▶ TASK GOAL
Collect the lines of the entries where "relative" shows up.

═════ INPUT RECORDS

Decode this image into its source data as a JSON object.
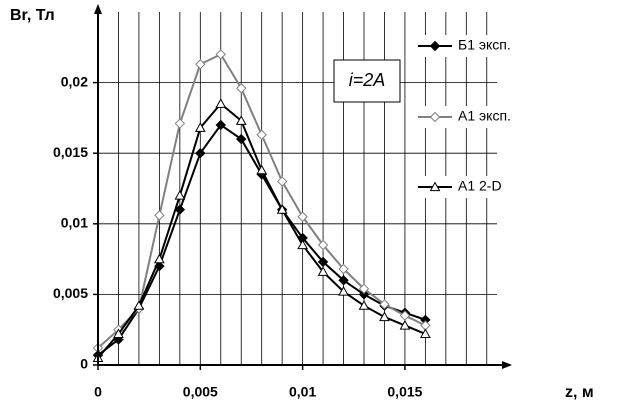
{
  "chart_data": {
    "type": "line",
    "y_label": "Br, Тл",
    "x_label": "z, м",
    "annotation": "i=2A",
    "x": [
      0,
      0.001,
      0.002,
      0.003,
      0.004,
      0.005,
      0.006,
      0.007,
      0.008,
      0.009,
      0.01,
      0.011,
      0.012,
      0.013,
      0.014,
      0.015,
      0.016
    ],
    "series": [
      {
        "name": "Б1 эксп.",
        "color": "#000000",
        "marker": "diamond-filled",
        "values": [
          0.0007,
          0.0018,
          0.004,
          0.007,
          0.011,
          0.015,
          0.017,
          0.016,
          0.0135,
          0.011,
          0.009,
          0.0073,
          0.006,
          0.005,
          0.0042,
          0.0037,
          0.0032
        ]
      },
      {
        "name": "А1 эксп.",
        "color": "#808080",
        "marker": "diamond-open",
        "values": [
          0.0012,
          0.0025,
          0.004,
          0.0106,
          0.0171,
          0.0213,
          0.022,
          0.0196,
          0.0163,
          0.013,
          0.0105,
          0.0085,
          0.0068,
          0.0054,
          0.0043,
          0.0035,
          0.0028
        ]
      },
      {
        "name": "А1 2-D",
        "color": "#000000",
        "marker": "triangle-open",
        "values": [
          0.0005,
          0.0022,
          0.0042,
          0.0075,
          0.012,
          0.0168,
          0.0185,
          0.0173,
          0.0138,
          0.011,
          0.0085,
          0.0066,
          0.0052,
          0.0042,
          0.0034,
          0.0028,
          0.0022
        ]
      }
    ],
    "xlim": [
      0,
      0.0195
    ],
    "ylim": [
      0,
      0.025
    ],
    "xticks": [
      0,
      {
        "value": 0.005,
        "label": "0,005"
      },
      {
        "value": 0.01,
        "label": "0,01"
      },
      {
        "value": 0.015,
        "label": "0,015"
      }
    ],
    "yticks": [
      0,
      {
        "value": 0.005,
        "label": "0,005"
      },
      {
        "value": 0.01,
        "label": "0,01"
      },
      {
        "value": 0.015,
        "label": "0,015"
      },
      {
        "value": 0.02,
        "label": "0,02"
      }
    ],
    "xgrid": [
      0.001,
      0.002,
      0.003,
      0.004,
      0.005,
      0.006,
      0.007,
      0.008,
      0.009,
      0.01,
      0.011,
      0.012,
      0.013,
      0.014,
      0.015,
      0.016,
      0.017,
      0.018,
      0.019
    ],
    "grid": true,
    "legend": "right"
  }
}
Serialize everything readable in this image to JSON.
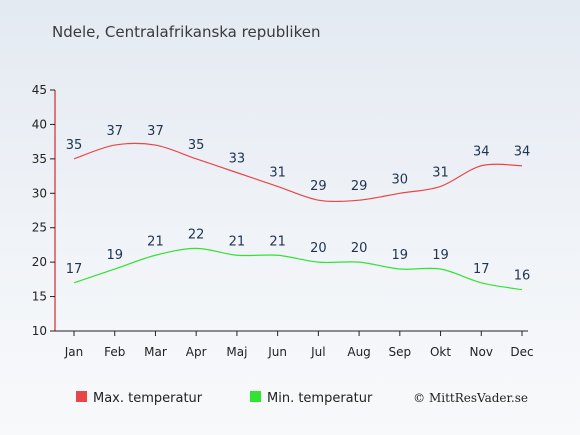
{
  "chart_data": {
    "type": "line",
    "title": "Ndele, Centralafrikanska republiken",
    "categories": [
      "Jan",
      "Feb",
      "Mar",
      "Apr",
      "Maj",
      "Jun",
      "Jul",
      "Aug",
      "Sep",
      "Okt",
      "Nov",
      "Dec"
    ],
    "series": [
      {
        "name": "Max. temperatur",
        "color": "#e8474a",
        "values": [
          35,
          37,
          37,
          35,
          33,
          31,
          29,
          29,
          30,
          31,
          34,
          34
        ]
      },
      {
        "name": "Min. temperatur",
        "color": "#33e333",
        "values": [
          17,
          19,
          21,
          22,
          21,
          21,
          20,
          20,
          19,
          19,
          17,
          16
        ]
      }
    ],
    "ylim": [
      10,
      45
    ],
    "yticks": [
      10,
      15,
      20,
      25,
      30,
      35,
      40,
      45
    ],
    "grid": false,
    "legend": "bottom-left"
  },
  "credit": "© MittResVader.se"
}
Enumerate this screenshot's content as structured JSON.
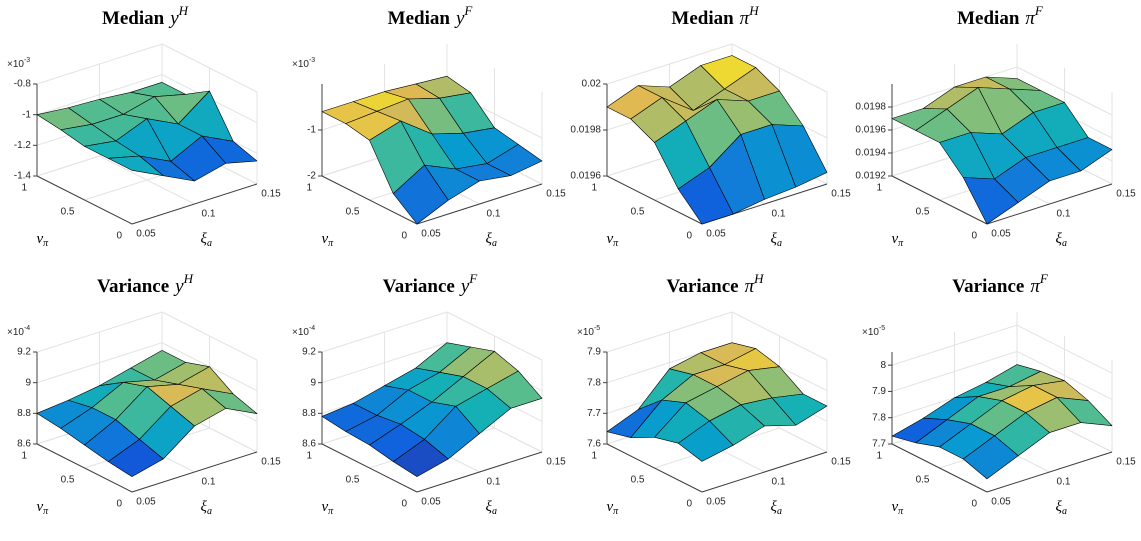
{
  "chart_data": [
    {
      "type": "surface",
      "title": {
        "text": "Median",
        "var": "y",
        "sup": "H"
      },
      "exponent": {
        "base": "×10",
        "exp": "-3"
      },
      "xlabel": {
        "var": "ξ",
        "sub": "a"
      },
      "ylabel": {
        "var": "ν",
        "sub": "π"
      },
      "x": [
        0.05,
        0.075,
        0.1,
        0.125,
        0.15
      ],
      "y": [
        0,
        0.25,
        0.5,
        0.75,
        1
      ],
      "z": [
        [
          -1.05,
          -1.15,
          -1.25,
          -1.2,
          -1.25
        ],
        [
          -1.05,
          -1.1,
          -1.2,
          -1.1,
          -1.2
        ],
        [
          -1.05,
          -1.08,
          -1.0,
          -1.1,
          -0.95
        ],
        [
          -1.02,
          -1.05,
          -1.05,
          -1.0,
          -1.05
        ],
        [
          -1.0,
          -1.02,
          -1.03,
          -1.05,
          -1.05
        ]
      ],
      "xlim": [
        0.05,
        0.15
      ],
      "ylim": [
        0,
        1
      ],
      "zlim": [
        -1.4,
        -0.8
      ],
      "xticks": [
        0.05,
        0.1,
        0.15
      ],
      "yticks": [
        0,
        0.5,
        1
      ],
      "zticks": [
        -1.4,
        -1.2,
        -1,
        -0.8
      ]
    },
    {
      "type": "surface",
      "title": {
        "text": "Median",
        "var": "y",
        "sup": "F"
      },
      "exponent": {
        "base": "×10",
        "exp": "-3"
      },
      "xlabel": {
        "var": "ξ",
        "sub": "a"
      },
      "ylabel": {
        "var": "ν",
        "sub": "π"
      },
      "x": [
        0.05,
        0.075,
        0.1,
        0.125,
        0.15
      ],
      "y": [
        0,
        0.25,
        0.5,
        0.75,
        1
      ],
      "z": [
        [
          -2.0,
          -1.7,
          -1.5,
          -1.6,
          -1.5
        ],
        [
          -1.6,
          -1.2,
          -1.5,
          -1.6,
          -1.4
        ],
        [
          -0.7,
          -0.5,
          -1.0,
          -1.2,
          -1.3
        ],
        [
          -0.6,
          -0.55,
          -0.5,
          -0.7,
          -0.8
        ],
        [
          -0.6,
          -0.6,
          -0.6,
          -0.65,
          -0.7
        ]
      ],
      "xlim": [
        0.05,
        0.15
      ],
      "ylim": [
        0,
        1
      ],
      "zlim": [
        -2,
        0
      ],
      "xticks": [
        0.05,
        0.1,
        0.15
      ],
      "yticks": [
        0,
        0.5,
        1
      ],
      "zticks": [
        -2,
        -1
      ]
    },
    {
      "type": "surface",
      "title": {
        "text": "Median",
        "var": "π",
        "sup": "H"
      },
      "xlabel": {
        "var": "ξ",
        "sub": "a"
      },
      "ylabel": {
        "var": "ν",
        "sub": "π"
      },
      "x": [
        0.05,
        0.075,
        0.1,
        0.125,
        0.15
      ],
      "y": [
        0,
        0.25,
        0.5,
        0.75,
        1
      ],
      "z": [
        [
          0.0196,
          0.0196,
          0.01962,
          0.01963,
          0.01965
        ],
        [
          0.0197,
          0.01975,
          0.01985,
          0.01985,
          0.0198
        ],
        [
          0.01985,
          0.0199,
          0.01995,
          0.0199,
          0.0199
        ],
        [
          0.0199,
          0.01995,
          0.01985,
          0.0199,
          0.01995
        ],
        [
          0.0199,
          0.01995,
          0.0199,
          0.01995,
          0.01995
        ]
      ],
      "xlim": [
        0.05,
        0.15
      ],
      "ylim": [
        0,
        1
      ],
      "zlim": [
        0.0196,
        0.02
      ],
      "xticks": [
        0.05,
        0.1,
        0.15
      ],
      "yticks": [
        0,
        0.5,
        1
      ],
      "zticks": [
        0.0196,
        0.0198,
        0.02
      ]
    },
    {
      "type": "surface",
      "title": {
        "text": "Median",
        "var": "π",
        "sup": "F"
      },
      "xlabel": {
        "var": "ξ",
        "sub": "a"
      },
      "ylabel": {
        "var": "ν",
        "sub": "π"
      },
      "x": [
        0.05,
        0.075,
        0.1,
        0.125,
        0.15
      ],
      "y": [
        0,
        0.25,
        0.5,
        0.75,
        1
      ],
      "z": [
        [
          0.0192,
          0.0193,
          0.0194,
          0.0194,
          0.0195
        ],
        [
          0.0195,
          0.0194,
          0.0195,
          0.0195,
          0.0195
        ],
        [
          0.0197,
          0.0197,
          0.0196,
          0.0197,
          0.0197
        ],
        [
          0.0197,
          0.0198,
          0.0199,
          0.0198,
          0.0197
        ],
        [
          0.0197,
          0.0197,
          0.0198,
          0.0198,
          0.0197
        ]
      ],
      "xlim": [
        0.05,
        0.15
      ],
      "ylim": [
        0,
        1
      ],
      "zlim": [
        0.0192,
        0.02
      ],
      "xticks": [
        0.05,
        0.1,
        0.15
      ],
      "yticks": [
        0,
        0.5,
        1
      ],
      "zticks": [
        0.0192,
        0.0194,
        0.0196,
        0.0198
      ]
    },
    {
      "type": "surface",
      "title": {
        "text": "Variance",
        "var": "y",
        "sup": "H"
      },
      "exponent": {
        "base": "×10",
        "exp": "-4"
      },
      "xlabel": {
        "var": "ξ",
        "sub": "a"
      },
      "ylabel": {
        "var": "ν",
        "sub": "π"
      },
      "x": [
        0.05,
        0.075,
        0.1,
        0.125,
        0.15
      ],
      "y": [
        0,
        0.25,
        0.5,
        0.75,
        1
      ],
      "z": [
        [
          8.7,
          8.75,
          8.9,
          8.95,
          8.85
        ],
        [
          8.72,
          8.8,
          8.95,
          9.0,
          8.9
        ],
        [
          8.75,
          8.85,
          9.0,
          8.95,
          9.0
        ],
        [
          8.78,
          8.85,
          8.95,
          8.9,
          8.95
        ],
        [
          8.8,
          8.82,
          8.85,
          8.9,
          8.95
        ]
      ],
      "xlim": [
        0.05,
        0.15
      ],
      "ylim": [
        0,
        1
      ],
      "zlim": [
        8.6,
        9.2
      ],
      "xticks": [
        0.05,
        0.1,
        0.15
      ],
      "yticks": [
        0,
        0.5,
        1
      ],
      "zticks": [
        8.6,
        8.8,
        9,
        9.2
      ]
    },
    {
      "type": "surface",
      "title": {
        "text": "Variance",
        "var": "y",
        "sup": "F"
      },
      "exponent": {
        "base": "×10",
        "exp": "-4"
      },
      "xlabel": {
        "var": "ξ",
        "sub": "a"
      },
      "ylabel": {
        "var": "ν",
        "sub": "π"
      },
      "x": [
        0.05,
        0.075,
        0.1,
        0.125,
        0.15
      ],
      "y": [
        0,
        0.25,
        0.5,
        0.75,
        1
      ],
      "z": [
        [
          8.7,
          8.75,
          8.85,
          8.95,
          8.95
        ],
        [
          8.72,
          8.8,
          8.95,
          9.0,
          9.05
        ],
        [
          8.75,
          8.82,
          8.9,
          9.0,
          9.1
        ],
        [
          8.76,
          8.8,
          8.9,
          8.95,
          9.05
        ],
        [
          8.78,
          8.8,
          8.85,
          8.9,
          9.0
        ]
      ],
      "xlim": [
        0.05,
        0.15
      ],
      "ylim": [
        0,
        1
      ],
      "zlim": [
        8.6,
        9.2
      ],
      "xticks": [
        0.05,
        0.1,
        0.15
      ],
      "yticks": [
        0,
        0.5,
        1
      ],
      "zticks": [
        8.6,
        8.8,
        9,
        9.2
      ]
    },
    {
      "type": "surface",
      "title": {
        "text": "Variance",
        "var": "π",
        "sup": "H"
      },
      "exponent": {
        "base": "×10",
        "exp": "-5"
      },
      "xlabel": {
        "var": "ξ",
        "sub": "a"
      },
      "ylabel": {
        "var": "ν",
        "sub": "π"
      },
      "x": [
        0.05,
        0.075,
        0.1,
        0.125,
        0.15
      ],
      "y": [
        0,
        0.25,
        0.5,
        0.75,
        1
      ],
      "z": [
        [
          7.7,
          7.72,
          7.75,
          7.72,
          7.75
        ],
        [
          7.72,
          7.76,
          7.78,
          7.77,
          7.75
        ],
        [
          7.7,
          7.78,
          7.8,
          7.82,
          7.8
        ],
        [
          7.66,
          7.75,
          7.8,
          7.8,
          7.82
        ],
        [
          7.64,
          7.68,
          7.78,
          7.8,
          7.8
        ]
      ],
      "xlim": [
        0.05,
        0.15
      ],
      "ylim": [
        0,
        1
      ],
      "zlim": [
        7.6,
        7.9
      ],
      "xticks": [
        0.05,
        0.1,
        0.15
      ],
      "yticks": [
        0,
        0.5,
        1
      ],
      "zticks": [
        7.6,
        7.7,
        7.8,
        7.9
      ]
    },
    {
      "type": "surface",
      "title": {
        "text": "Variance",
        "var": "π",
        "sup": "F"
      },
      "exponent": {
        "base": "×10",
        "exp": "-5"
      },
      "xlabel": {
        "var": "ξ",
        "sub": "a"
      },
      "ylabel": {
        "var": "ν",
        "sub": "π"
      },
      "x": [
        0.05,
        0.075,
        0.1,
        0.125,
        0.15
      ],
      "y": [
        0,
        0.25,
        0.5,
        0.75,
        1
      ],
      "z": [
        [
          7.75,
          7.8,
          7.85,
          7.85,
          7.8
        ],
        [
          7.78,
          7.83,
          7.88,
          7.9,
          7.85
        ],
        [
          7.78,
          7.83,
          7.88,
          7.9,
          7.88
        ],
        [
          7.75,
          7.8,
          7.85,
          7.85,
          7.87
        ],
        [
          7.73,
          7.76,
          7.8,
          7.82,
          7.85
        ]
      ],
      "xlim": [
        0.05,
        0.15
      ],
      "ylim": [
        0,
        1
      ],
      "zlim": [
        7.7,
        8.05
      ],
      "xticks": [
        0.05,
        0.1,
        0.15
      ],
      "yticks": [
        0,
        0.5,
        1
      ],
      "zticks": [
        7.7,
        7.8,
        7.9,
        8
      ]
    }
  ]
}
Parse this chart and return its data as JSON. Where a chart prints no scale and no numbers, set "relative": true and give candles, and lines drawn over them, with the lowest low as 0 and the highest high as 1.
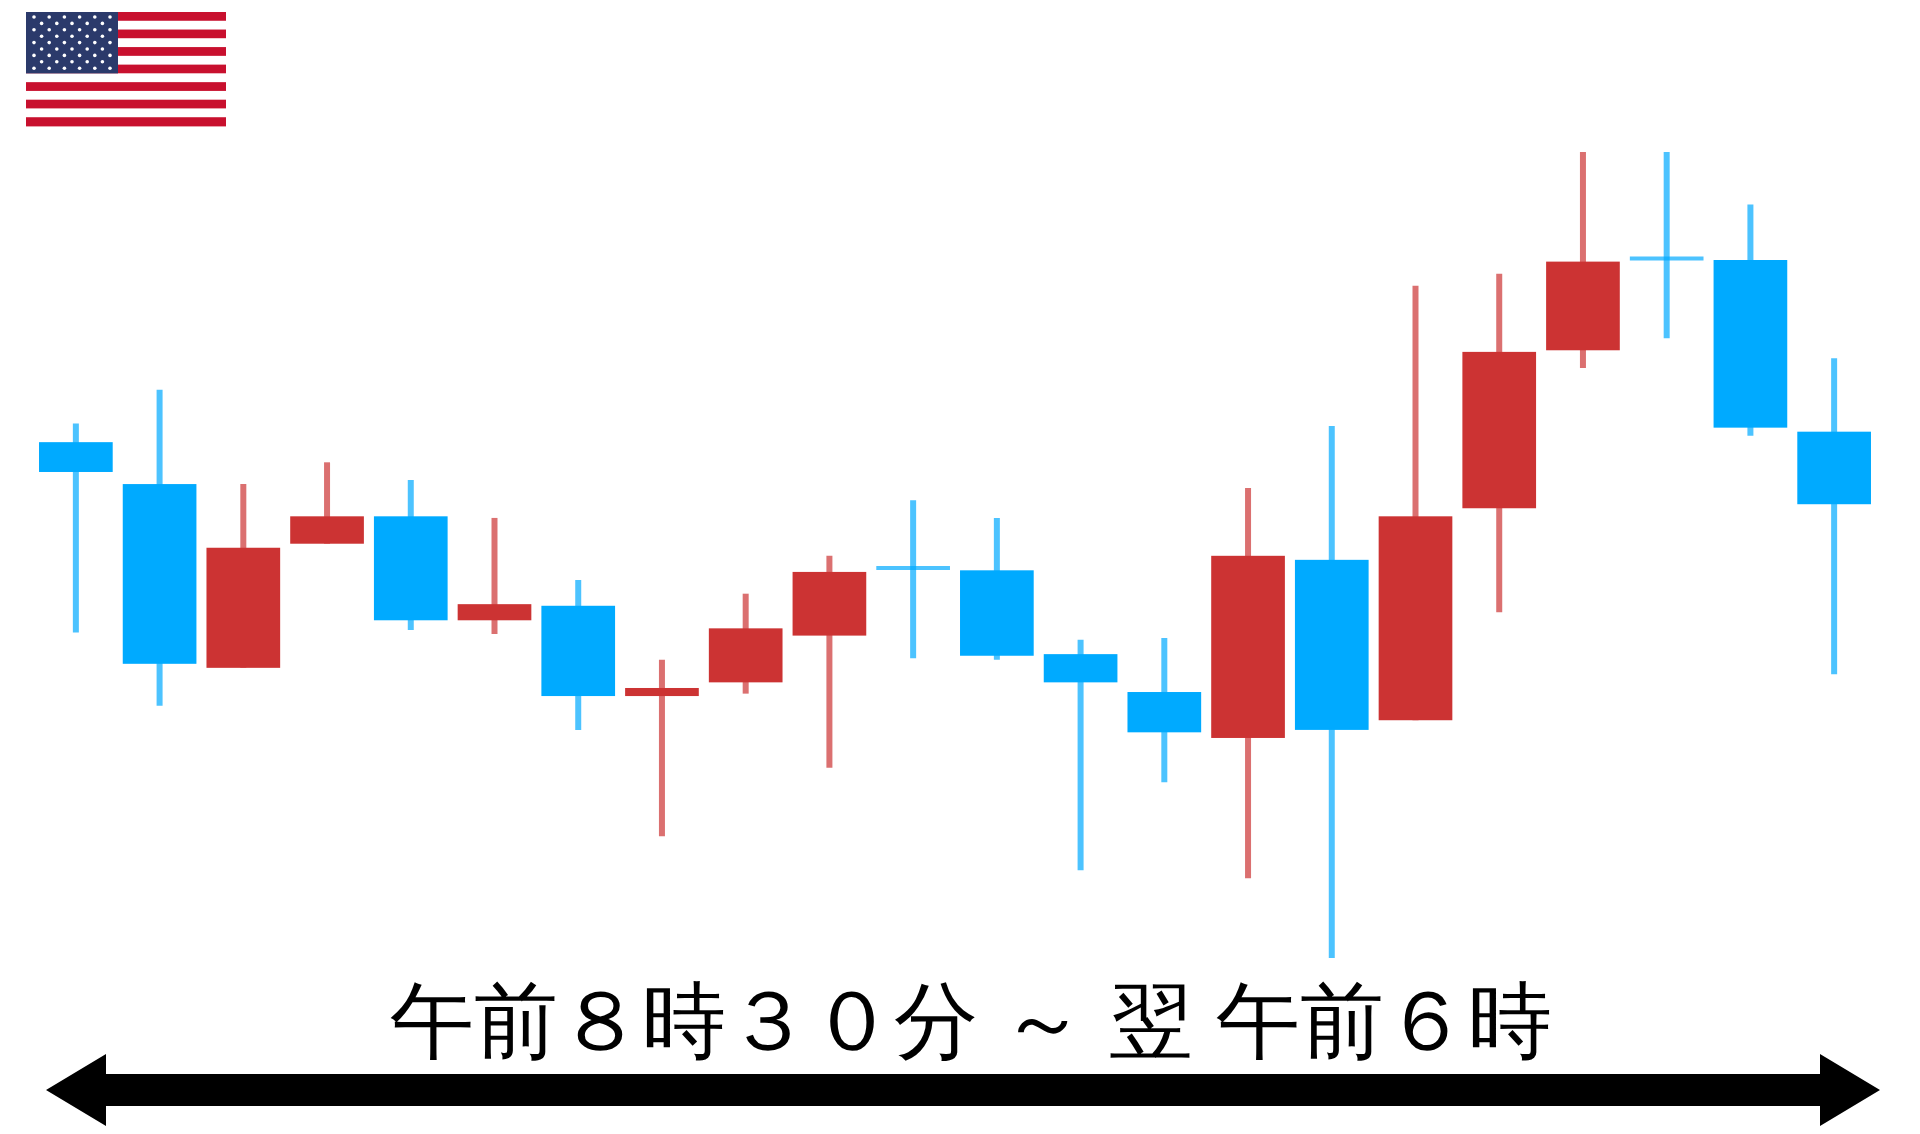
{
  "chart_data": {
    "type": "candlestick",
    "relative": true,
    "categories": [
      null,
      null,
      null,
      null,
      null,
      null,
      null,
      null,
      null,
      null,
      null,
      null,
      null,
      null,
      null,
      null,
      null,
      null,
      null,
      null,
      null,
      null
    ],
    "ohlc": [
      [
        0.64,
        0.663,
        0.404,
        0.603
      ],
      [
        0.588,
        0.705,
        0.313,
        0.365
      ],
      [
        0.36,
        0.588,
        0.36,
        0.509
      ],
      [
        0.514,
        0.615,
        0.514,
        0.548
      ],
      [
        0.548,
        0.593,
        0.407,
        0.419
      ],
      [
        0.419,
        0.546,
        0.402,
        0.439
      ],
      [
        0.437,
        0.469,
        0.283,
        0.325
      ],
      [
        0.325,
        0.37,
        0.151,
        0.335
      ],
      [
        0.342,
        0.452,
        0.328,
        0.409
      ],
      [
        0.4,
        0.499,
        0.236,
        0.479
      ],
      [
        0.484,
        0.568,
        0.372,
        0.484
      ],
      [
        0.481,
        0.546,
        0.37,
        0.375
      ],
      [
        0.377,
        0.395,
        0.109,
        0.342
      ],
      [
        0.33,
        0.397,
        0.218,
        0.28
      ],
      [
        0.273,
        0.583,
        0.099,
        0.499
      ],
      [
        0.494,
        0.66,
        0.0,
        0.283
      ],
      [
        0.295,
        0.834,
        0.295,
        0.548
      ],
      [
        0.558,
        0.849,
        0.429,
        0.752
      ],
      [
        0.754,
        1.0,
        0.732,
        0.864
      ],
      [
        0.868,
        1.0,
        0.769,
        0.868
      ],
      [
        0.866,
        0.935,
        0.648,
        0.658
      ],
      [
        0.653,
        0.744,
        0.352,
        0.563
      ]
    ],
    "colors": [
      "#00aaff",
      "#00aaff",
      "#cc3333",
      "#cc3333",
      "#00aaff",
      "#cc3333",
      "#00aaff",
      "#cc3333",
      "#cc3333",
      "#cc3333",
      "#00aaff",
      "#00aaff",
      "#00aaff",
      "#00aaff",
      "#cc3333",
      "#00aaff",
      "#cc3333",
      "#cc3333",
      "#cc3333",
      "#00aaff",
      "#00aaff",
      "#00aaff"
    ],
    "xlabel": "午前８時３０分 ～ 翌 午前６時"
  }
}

══════════

▶ THE RESULT
Parse this chart and return its data as JSON. Where a chart prints no scale and no numbers, set "relative": true and give candles, and lines drawn over them, with the lowest low as 0 and the highest high as 1.
    "relative": true,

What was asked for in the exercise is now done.